**Items listed in a dataset:**
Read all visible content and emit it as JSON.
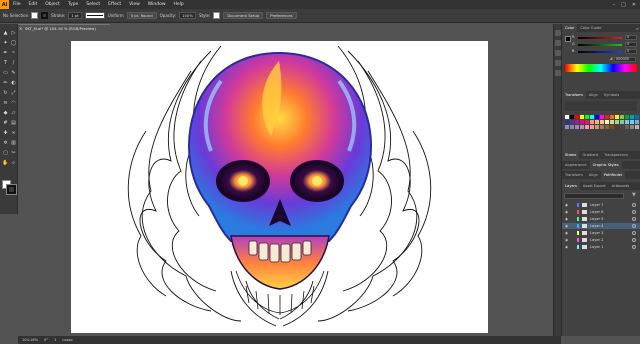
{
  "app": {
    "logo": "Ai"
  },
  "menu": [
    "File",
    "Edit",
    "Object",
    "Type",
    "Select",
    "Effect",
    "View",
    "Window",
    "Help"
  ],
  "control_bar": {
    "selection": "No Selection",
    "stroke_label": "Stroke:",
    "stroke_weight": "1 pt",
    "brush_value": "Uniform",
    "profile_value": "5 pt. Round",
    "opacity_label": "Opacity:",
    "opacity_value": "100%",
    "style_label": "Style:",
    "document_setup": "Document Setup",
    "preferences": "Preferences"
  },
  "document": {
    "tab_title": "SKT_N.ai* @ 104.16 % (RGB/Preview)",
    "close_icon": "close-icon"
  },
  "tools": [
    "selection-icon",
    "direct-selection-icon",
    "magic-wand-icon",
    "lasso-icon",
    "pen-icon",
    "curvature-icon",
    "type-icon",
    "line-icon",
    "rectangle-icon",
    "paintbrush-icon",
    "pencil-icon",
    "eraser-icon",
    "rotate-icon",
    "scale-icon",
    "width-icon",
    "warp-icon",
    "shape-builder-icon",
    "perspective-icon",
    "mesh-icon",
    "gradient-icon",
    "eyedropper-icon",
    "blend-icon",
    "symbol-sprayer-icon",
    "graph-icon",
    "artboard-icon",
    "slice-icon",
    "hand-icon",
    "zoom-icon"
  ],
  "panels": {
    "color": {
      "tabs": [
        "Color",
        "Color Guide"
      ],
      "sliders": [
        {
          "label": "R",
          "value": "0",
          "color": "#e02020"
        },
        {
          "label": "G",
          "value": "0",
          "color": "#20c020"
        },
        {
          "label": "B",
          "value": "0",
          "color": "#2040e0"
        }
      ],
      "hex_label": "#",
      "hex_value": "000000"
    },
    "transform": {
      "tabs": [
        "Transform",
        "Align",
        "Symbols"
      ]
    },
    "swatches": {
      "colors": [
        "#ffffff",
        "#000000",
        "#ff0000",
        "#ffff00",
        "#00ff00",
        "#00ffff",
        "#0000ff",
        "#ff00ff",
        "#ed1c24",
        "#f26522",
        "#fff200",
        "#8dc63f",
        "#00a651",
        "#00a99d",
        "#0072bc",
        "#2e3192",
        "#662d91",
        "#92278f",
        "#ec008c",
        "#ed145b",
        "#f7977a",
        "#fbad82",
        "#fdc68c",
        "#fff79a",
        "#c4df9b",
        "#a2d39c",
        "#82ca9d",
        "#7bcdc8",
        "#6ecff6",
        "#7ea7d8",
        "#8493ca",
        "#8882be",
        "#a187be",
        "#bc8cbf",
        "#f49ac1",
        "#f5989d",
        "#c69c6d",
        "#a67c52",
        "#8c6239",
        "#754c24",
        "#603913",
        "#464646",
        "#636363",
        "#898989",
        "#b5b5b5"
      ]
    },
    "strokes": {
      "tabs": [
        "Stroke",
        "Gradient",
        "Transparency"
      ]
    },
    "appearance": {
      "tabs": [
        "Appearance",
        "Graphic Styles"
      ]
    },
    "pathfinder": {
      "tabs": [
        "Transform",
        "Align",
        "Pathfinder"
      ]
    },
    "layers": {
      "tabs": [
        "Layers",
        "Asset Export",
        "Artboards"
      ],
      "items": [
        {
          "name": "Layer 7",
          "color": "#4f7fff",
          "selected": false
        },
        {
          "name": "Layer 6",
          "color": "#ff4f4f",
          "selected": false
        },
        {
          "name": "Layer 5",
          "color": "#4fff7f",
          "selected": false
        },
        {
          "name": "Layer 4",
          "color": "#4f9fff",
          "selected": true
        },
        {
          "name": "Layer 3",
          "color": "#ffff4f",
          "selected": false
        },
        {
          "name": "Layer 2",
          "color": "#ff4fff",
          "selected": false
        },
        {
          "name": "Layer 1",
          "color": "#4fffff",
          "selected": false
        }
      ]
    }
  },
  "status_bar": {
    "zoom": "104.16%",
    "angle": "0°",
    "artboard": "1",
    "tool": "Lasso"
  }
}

**Problem to work on:**
Extract all the data above exactly, excluding every picture.

**Expected answer:**
Read all visible content and emit it as JSON.
{
  "app": {
    "logo": "Ai"
  },
  "menu": [
    "File",
    "Edit",
    "Object",
    "Type",
    "Select",
    "Effect",
    "View",
    "Window",
    "Help"
  ],
  "control_bar": {
    "selection": "No Selection",
    "stroke_label": "Stroke:",
    "stroke_weight": "1 pt",
    "brush_value": "Uniform",
    "profile_value": "5 pt. Round",
    "opacity_label": "Opacity:",
    "opacity_value": "100%",
    "style_label": "Style:",
    "document_setup": "Document Setup",
    "preferences": "Preferences"
  },
  "document": {
    "tab_title": "SKT_N.ai* @ 104.16 % (RGB/Preview)",
    "close_icon": "close-icon"
  },
  "tools": [
    "selection-icon",
    "direct-selection-icon",
    "magic-wand-icon",
    "lasso-icon",
    "pen-icon",
    "curvature-icon",
    "type-icon",
    "line-icon",
    "rectangle-icon",
    "paintbrush-icon",
    "pencil-icon",
    "eraser-icon",
    "rotate-icon",
    "scale-icon",
    "width-icon",
    "warp-icon",
    "shape-builder-icon",
    "perspective-icon",
    "mesh-icon",
    "gradient-icon",
    "eyedropper-icon",
    "blend-icon",
    "symbol-sprayer-icon",
    "graph-icon",
    "artboard-icon",
    "slice-icon",
    "hand-icon",
    "zoom-icon"
  ],
  "panels": {
    "color": {
      "tabs": [
        "Color",
        "Color Guide"
      ],
      "sliders": [
        {
          "label": "R",
          "value": "0",
          "color": "#e02020"
        },
        {
          "label": "G",
          "value": "0",
          "color": "#20c020"
        },
        {
          "label": "B",
          "value": "0",
          "color": "#2040e0"
        }
      ],
      "hex_label": "#",
      "hex_value": "000000"
    },
    "transform": {
      "tabs": [
        "Transform",
        "Align",
        "Symbols"
      ]
    },
    "swatches": {
      "colors": [
        "#ffffff",
        "#000000",
        "#ff0000",
        "#ffff00",
        "#00ff00",
        "#00ffff",
        "#0000ff",
        "#ff00ff",
        "#ed1c24",
        "#f26522",
        "#fff200",
        "#8dc63f",
        "#00a651",
        "#00a99d",
        "#0072bc",
        "#2e3192",
        "#662d91",
        "#92278f",
        "#ec008c",
        "#ed145b",
        "#f7977a",
        "#fbad82",
        "#fdc68c",
        "#fff79a",
        "#c4df9b",
        "#a2d39c",
        "#82ca9d",
        "#7bcdc8",
        "#6ecff6",
        "#7ea7d8",
        "#8493ca",
        "#8882be",
        "#a187be",
        "#bc8cbf",
        "#f49ac1",
        "#f5989d",
        "#c69c6d",
        "#a67c52",
        "#8c6239",
        "#754c24",
        "#603913",
        "#464646",
        "#636363",
        "#898989",
        "#b5b5b5"
      ]
    },
    "strokes": {
      "tabs": [
        "Stroke",
        "Gradient",
        "Transparency"
      ]
    },
    "appearance": {
      "tabs": [
        "Appearance",
        "Graphic Styles"
      ]
    },
    "pathfinder": {
      "tabs": [
        "Transform",
        "Align",
        "Pathfinder"
      ]
    },
    "layers": {
      "tabs": [
        "Layers",
        "Asset Export",
        "Artboards"
      ],
      "items": [
        {
          "name": "Layer 7",
          "color": "#4f7fff",
          "selected": false
        },
        {
          "name": "Layer 6",
          "color": "#ff4f4f",
          "selected": false
        },
        {
          "name": "Layer 5",
          "color": "#4fff7f",
          "selected": false
        },
        {
          "name": "Layer 4",
          "color": "#4f9fff",
          "selected": true
        },
        {
          "name": "Layer 3",
          "color": "#ffff4f",
          "selected": false
        },
        {
          "name": "Layer 2",
          "color": "#ff4fff",
          "selected": false
        },
        {
          "name": "Layer 1",
          "color": "#4fffff",
          "selected": false
        }
      ]
    }
  },
  "status_bar": {
    "zoom": "104.16%",
    "angle": "0°",
    "artboard": "1",
    "tool": "Lasso"
  }
}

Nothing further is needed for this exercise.